**Job**
Write out everything from the start of the material down to the line with "row-header-17[interactable]: 17 [2,741,58,767]", putting "coordinates" in place of "bounding boxes" and keeping all else the same.

**Data section**

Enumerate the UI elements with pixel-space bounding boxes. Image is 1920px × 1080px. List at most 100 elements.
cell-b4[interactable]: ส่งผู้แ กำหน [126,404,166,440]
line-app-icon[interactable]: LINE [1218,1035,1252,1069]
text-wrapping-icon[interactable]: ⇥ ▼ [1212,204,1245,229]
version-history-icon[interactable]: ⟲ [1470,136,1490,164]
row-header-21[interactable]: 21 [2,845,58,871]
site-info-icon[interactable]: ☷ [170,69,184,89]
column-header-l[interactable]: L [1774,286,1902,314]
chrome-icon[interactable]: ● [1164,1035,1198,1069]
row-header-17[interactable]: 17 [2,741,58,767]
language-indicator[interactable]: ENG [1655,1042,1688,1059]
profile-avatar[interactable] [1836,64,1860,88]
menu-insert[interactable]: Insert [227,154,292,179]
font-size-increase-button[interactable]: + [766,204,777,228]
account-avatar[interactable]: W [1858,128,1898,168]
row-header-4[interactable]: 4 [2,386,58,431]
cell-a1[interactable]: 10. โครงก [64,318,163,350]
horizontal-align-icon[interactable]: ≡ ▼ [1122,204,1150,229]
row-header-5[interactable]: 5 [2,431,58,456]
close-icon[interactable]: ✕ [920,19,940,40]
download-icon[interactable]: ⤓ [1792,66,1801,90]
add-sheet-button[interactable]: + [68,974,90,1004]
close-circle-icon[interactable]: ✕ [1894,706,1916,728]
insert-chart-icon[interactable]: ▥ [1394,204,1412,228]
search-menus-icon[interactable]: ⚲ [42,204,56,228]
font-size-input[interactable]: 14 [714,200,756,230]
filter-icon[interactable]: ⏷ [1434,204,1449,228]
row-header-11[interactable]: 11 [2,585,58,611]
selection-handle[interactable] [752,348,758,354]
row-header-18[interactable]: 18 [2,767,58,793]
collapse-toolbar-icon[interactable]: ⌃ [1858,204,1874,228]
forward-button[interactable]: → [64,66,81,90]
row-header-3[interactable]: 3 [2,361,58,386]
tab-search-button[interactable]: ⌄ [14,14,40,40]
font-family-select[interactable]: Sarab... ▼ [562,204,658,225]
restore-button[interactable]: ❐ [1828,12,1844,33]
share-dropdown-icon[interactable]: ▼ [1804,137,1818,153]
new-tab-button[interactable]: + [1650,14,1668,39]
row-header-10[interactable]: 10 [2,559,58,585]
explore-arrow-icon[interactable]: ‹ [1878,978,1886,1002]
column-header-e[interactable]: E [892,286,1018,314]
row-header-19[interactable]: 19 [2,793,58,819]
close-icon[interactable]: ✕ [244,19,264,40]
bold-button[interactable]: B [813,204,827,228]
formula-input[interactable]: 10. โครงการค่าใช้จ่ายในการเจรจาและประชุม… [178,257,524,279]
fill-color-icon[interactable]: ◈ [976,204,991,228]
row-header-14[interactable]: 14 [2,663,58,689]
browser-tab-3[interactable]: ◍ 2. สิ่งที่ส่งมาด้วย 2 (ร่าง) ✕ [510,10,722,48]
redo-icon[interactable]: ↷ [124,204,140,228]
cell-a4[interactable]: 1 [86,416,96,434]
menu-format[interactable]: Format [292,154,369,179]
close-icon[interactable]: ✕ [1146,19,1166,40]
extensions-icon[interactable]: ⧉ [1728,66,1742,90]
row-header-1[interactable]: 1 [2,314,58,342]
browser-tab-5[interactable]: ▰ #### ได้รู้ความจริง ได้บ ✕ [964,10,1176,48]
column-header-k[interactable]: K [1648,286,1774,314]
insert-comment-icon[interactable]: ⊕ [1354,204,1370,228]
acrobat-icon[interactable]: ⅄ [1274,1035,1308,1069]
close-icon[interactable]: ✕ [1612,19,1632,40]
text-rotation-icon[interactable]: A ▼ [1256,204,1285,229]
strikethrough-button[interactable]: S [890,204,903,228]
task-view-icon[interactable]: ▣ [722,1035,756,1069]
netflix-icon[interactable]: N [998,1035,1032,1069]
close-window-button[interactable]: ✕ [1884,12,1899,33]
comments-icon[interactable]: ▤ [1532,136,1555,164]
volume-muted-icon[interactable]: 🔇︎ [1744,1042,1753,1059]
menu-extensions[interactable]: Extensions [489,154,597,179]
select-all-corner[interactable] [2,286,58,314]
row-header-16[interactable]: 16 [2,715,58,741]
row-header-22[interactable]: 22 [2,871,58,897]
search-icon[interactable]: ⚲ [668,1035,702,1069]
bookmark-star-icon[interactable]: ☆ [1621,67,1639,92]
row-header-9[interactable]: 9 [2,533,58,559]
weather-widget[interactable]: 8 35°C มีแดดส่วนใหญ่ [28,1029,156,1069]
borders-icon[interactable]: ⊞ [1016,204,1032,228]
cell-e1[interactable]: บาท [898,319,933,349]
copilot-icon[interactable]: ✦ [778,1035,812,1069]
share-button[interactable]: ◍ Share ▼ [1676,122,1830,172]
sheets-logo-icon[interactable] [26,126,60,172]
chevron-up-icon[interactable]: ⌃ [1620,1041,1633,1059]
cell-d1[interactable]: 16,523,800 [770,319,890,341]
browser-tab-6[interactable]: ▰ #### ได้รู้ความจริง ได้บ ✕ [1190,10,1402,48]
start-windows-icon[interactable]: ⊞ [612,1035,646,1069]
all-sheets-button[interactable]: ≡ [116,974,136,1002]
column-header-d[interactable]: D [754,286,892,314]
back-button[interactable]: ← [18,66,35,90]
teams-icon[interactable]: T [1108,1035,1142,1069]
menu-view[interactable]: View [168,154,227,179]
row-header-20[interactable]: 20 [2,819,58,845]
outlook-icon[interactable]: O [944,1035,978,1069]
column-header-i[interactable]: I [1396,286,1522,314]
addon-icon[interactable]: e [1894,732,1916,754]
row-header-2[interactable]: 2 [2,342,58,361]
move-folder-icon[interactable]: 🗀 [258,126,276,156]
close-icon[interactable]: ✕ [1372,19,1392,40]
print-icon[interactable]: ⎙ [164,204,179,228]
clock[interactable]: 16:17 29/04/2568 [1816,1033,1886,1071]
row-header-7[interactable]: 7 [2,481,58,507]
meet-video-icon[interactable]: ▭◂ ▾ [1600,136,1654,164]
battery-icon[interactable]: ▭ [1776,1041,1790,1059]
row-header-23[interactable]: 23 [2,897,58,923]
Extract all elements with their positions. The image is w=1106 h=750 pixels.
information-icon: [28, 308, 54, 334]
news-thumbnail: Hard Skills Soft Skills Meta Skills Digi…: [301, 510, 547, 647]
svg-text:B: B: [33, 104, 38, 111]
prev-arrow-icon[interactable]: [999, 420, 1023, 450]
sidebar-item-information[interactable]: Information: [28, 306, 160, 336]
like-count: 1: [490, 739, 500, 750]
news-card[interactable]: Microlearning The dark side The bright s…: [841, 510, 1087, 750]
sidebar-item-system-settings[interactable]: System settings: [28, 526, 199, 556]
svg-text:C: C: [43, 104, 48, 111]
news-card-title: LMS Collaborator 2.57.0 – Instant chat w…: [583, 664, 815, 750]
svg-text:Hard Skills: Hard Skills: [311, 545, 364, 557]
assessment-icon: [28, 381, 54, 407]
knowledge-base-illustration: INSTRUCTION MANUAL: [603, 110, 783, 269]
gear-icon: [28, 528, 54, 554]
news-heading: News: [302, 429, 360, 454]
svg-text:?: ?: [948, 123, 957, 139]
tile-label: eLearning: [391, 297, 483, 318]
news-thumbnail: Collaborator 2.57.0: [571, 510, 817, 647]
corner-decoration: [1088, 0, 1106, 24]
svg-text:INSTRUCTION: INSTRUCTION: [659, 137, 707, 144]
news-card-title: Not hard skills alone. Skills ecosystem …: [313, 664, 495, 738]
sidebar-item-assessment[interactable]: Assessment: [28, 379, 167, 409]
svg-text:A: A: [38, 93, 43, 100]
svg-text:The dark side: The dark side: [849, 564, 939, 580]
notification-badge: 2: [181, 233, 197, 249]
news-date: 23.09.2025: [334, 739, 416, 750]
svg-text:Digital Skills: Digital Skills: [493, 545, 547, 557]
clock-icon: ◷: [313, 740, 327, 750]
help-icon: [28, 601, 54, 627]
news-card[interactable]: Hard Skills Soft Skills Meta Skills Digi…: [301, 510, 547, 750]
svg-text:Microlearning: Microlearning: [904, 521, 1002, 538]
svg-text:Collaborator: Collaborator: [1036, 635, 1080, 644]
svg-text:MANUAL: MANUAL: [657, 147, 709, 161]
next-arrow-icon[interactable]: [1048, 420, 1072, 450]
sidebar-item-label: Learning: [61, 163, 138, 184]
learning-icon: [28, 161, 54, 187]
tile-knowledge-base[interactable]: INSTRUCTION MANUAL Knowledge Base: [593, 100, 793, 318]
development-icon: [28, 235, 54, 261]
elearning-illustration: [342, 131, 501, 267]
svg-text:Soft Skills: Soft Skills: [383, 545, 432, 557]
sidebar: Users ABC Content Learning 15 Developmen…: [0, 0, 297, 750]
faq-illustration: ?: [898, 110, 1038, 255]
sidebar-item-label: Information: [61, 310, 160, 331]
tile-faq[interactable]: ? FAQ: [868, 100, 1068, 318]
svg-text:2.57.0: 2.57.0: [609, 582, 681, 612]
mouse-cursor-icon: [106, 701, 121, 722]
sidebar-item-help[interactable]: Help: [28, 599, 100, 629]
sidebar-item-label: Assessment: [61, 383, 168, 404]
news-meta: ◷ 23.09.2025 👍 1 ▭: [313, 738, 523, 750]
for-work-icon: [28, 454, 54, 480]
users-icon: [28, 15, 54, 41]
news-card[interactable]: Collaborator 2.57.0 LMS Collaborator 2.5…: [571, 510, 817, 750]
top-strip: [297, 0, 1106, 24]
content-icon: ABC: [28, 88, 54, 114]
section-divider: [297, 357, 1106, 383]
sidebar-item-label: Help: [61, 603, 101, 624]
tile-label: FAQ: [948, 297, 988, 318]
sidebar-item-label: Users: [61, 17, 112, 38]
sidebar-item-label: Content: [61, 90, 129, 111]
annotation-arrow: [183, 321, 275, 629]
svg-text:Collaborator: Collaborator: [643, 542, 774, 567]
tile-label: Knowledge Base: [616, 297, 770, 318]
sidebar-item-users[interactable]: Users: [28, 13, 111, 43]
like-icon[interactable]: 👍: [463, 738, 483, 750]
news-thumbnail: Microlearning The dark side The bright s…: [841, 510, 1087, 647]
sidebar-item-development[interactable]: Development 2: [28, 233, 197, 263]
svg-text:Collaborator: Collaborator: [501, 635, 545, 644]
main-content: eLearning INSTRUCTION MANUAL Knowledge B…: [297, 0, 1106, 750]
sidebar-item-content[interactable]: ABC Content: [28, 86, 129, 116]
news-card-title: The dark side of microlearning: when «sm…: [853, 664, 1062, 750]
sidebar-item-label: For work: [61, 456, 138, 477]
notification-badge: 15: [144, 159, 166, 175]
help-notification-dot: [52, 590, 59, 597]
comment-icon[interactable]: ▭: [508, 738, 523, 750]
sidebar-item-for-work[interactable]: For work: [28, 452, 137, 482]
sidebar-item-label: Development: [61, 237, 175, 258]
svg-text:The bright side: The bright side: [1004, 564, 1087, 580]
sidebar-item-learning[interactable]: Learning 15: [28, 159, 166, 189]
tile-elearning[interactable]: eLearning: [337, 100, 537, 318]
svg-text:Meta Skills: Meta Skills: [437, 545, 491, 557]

**Reply**
Enumerate the UI elements with pixel-space coordinates. Image is 1920px × 1080px. List at most 100 elements.
cell-b4[interactable]: ส่งผู้แ กำหน [126,404,166,440]
line-app-icon[interactable]: LINE [1218,1035,1252,1069]
text-wrapping-icon[interactable]: ⇥ ▼ [1212,204,1245,229]
version-history-icon[interactable]: ⟲ [1470,136,1490,164]
row-header-21[interactable]: 21 [2,845,58,871]
site-info-icon[interactable]: ☷ [170,69,184,89]
column-header-l[interactable]: L [1774,286,1902,314]
chrome-icon[interactable]: ● [1164,1035,1198,1069]
row-header-17[interactable]: 17 [2,741,58,767]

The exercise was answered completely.